TASK TO COMPLETE
Without the pictures, copy all the entries below exactly.

SUPPLIED INFORMATION
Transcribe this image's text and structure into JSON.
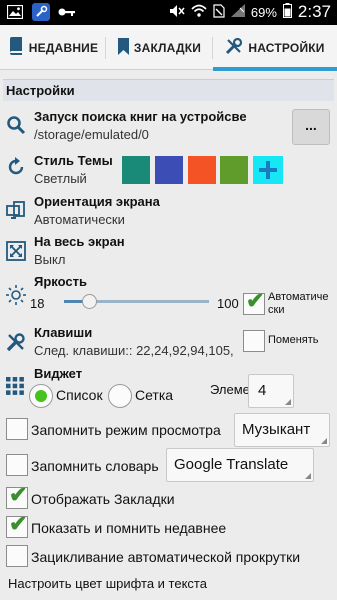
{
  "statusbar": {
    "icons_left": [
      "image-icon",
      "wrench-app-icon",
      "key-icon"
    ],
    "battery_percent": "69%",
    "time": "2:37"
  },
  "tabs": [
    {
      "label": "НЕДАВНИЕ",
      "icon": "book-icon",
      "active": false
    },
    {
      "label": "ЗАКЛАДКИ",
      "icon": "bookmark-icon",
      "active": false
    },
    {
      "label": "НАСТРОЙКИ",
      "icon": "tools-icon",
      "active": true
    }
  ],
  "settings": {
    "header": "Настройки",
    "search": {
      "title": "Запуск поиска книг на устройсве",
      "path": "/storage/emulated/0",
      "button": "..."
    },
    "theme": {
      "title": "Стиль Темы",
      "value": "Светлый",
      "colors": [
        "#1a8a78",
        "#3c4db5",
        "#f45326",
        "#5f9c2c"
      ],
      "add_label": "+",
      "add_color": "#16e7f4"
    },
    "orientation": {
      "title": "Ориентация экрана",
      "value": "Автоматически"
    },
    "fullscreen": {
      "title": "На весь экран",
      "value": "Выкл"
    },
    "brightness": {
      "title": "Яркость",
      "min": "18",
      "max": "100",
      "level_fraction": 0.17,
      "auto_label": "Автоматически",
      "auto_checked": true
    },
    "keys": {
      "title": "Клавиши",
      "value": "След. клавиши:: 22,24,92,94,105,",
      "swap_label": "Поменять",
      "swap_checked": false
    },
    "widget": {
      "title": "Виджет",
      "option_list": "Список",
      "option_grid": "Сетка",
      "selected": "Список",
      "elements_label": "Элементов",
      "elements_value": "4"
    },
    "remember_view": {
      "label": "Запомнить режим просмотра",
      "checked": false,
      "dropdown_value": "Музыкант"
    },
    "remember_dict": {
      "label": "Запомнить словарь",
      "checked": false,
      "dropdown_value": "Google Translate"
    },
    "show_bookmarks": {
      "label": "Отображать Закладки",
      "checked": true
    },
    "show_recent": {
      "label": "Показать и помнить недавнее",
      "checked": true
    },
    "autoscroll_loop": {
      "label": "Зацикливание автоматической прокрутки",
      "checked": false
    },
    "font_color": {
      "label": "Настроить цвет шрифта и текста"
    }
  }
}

RESULT OF THE EXERCISE
Transcribe this image's text and structure into JSON.
{
  "statusbar": {
    "icons_left": [
      "image-icon",
      "wrench-app-icon",
      "key-icon"
    ],
    "battery_percent": "69%",
    "time": "2:37"
  },
  "tabs": [
    {
      "label": "НЕДАВНИЕ",
      "icon": "book-icon",
      "active": false
    },
    {
      "label": "ЗАКЛАДКИ",
      "icon": "bookmark-icon",
      "active": false
    },
    {
      "label": "НАСТРОЙКИ",
      "icon": "tools-icon",
      "active": true
    }
  ],
  "settings": {
    "header": "Настройки",
    "search": {
      "title": "Запуск поиска книг на устройсве",
      "path": "/storage/emulated/0",
      "button": "..."
    },
    "theme": {
      "title": "Стиль Темы",
      "value": "Светлый",
      "colors": [
        "#1a8a78",
        "#3c4db5",
        "#f45326",
        "#5f9c2c"
      ],
      "add_label": "+",
      "add_color": "#16e7f4"
    },
    "orientation": {
      "title": "Ориентация экрана",
      "value": "Автоматически"
    },
    "fullscreen": {
      "title": "На весь экран",
      "value": "Выкл"
    },
    "brightness": {
      "title": "Яркость",
      "min": "18",
      "max": "100",
      "level_fraction": 0.17,
      "auto_label": "Автоматически",
      "auto_checked": true
    },
    "keys": {
      "title": "Клавиши",
      "value": "След. клавиши:: 22,24,92,94,105,",
      "swap_label": "Поменять",
      "swap_checked": false
    },
    "widget": {
      "title": "Виджет",
      "option_list": "Список",
      "option_grid": "Сетка",
      "selected": "Список",
      "elements_label": "Элементов",
      "elements_value": "4"
    },
    "remember_view": {
      "label": "Запомнить режим просмотра",
      "checked": false,
      "dropdown_value": "Музыкант"
    },
    "remember_dict": {
      "label": "Запомнить словарь",
      "checked": false,
      "dropdown_value": "Google Translate"
    },
    "show_bookmarks": {
      "label": "Отображать Закладки",
      "checked": true
    },
    "show_recent": {
      "label": "Показать и помнить недавнее",
      "checked": true
    },
    "autoscroll_loop": {
      "label": "Зацикливание автоматической прокрутки",
      "checked": false
    },
    "font_color": {
      "label": "Настроить цвет шрифта и текста"
    }
  }
}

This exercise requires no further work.